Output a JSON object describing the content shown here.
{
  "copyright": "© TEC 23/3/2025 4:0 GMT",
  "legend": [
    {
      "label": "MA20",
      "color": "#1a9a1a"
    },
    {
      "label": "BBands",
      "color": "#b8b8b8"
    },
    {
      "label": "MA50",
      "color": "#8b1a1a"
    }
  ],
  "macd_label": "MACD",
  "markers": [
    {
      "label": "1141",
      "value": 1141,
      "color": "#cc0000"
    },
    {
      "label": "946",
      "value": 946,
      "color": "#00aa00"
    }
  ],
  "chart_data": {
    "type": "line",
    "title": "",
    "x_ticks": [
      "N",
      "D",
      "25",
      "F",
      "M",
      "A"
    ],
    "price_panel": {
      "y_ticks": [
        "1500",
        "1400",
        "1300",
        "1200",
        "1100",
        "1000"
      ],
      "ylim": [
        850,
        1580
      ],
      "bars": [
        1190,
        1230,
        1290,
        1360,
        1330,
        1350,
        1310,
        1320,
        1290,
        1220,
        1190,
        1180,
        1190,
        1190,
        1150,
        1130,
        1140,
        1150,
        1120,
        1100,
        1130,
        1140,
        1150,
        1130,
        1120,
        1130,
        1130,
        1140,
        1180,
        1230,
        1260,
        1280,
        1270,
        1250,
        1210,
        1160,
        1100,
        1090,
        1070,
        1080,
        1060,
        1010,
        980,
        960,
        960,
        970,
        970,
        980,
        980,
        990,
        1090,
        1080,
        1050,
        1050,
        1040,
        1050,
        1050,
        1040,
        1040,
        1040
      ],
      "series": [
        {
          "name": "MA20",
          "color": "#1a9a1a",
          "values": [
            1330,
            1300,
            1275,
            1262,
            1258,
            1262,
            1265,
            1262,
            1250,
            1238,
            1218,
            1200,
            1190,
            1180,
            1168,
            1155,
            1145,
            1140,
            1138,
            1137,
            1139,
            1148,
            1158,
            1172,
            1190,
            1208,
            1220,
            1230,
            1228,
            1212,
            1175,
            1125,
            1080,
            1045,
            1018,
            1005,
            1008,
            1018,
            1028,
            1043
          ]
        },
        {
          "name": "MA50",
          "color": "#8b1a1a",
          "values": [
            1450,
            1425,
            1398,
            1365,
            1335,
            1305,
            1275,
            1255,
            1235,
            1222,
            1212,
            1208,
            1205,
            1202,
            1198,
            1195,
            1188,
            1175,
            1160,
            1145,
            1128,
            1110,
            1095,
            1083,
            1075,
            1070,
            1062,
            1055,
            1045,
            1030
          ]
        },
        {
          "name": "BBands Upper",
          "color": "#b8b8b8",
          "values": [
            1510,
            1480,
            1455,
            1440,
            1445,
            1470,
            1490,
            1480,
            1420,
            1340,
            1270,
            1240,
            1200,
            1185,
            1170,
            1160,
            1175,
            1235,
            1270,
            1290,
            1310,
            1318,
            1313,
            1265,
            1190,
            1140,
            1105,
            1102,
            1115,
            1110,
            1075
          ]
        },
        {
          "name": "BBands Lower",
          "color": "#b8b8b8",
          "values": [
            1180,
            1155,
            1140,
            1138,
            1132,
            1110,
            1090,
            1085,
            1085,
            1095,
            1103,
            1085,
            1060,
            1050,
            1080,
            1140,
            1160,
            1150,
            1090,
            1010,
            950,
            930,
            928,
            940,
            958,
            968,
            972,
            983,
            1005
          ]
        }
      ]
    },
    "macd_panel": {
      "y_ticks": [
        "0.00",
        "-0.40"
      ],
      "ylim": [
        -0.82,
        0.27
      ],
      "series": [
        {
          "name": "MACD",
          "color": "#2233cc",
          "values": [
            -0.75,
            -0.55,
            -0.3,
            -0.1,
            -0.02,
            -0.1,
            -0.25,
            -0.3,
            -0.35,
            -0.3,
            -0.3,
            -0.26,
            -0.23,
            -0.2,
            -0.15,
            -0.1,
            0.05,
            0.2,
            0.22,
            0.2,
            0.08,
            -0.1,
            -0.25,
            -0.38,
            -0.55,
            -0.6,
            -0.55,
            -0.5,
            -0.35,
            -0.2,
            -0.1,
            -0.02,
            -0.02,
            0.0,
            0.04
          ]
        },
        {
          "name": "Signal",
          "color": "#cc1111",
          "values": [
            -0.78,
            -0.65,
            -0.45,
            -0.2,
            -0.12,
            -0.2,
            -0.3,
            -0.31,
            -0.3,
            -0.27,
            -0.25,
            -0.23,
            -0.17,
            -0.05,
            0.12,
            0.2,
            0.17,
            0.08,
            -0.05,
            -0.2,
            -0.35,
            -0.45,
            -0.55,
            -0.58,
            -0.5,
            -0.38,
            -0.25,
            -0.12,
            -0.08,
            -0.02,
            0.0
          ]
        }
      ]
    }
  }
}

----

■ **CHALLENGE**: From the records above, please extract every line and repeat it exactly.

■ **TASK SOLUTION**:
Output a JSON object describing the content shown here.
{
  "copyright": "© TEC 23/3/2025 4:0 GMT",
  "legend": [
    {
      "label": "MA20",
      "color": "#1a9a1a"
    },
    {
      "label": "BBands",
      "color": "#b8b8b8"
    },
    {
      "label": "MA50",
      "color": "#8b1a1a"
    }
  ],
  "macd_label": "MACD",
  "markers": [
    {
      "label": "1141",
      "value": 1141,
      "color": "#cc0000"
    },
    {
      "label": "946",
      "value": 946,
      "color": "#00aa00"
    }
  ],
  "chart_data": {
    "type": "line",
    "title": "",
    "x_ticks": [
      "N",
      "D",
      "25",
      "F",
      "M",
      "A"
    ],
    "price_panel": {
      "y_ticks": [
        "1500",
        "1400",
        "1300",
        "1200",
        "1100",
        "1000"
      ],
      "ylim": [
        850,
        1580
      ],
      "bars": [
        1190,
        1230,
        1290,
        1360,
        1330,
        1350,
        1310,
        1320,
        1290,
        1220,
        1190,
        1180,
        1190,
        1190,
        1150,
        1130,
        1140,
        1150,
        1120,
        1100,
        1130,
        1140,
        1150,
        1130,
        1120,
        1130,
        1130,
        1140,
        1180,
        1230,
        1260,
        1280,
        1270,
        1250,
        1210,
        1160,
        1100,
        1090,
        1070,
        1080,
        1060,
        1010,
        980,
        960,
        960,
        970,
        970,
        980,
        980,
        990,
        1090,
        1080,
        1050,
        1050,
        1040,
        1050,
        1050,
        1040,
        1040,
        1040
      ],
      "series": [
        {
          "name": "MA20",
          "color": "#1a9a1a",
          "values": [
            1330,
            1300,
            1275,
            1262,
            1258,
            1262,
            1265,
            1262,
            1250,
            1238,
            1218,
            1200,
            1190,
            1180,
            1168,
            1155,
            1145,
            1140,
            1138,
            1137,
            1139,
            1148,
            1158,
            1172,
            1190,
            1208,
            1220,
            1230,
            1228,
            1212,
            1175,
            1125,
            1080,
            1045,
            1018,
            1005,
            1008,
            1018,
            1028,
            1043
          ]
        },
        {
          "name": "MA50",
          "color": "#8b1a1a",
          "values": [
            1450,
            1425,
            1398,
            1365,
            1335,
            1305,
            1275,
            1255,
            1235,
            1222,
            1212,
            1208,
            1205,
            1202,
            1198,
            1195,
            1188,
            1175,
            1160,
            1145,
            1128,
            1110,
            1095,
            1083,
            1075,
            1070,
            1062,
            1055,
            1045,
            1030
          ]
        },
        {
          "name": "BBands Upper",
          "color": "#b8b8b8",
          "values": [
            1510,
            1480,
            1455,
            1440,
            1445,
            1470,
            1490,
            1480,
            1420,
            1340,
            1270,
            1240,
            1200,
            1185,
            1170,
            1160,
            1175,
            1235,
            1270,
            1290,
            1310,
            1318,
            1313,
            1265,
            1190,
            1140,
            1105,
            1102,
            1115,
            1110,
            1075
          ]
        },
        {
          "name": "BBands Lower",
          "color": "#b8b8b8",
          "values": [
            1180,
            1155,
            1140,
            1138,
            1132,
            1110,
            1090,
            1085,
            1085,
            1095,
            1103,
            1085,
            1060,
            1050,
            1080,
            1140,
            1160,
            1150,
            1090,
            1010,
            950,
            930,
            928,
            940,
            958,
            968,
            972,
            983,
            1005
          ]
        }
      ]
    },
    "macd_panel": {
      "y_ticks": [
        "0.00",
        "-0.40"
      ],
      "ylim": [
        -0.82,
        0.27
      ],
      "series": [
        {
          "name": "MACD",
          "color": "#2233cc",
          "values": [
            -0.75,
            -0.55,
            -0.3,
            -0.1,
            -0.02,
            -0.1,
            -0.25,
            -0.3,
            -0.35,
            -0.3,
            -0.3,
            -0.26,
            -0.23,
            -0.2,
            -0.15,
            -0.1,
            0.05,
            0.2,
            0.22,
            0.2,
            0.08,
            -0.1,
            -0.25,
            -0.38,
            -0.55,
            -0.6,
            -0.55,
            -0.5,
            -0.35,
            -0.2,
            -0.1,
            -0.02,
            -0.02,
            0.0,
            0.04
          ]
        },
        {
          "name": "Signal",
          "color": "#cc1111",
          "values": [
            -0.78,
            -0.65,
            -0.45,
            -0.2,
            -0.12,
            -0.2,
            -0.3,
            -0.31,
            -0.3,
            -0.27,
            -0.25,
            -0.23,
            -0.17,
            -0.05,
            0.12,
            0.2,
            0.17,
            0.08,
            -0.05,
            -0.2,
            -0.35,
            -0.45,
            -0.55,
            -0.58,
            -0.5,
            -0.38,
            -0.25,
            -0.12,
            -0.08,
            -0.02,
            0.0
          ]
        }
      ]
    }
  }
}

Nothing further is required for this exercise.